— Begin DATA PROVIDED —

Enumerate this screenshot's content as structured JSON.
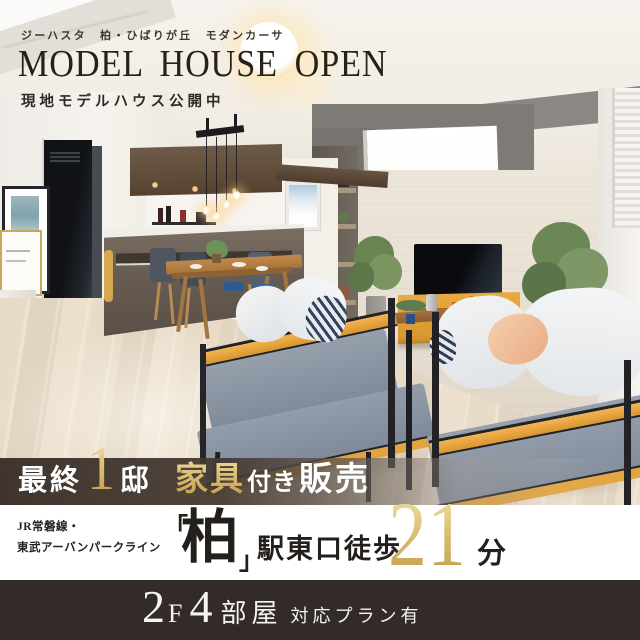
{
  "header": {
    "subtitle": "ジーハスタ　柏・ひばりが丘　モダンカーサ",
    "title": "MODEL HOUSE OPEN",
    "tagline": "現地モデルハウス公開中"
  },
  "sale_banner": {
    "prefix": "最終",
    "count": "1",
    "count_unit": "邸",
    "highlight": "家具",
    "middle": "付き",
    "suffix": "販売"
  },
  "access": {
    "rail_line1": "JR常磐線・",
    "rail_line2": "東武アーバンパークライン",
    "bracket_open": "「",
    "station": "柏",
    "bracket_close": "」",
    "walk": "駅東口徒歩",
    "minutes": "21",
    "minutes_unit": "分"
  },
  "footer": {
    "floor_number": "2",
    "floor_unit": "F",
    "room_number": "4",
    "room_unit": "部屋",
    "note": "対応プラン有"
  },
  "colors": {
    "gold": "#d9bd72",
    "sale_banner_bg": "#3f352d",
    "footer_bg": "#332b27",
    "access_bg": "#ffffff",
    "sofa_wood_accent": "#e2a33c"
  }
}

— End DATA PROVIDED —

WORK REQUIRED –
The pictures should not appear in the copy; every other part of the records above must be returned exactly.

ANSWER TO THE PROBLEM –
Enumerate this screenshot's content as structured JSON.
{
  "header": {
    "subtitle": "ジーハスタ　柏・ひばりが丘　モダンカーサ",
    "title": "MODEL HOUSE OPEN",
    "tagline": "現地モデルハウス公開中"
  },
  "sale_banner": {
    "prefix": "最終",
    "count": "1",
    "count_unit": "邸",
    "highlight": "家具",
    "middle": "付き",
    "suffix": "販売"
  },
  "access": {
    "rail_line1": "JR常磐線・",
    "rail_line2": "東武アーバンパークライン",
    "bracket_open": "「",
    "station": "柏",
    "bracket_close": "」",
    "walk": "駅東口徒歩",
    "minutes": "21",
    "minutes_unit": "分"
  },
  "footer": {
    "floor_number": "2",
    "floor_unit": "F",
    "room_number": "4",
    "room_unit": "部屋",
    "note": "対応プラン有"
  },
  "colors": {
    "gold": "#d9bd72",
    "sale_banner_bg": "#3f352d",
    "footer_bg": "#332b27",
    "access_bg": "#ffffff",
    "sofa_wood_accent": "#e2a33c"
  }
}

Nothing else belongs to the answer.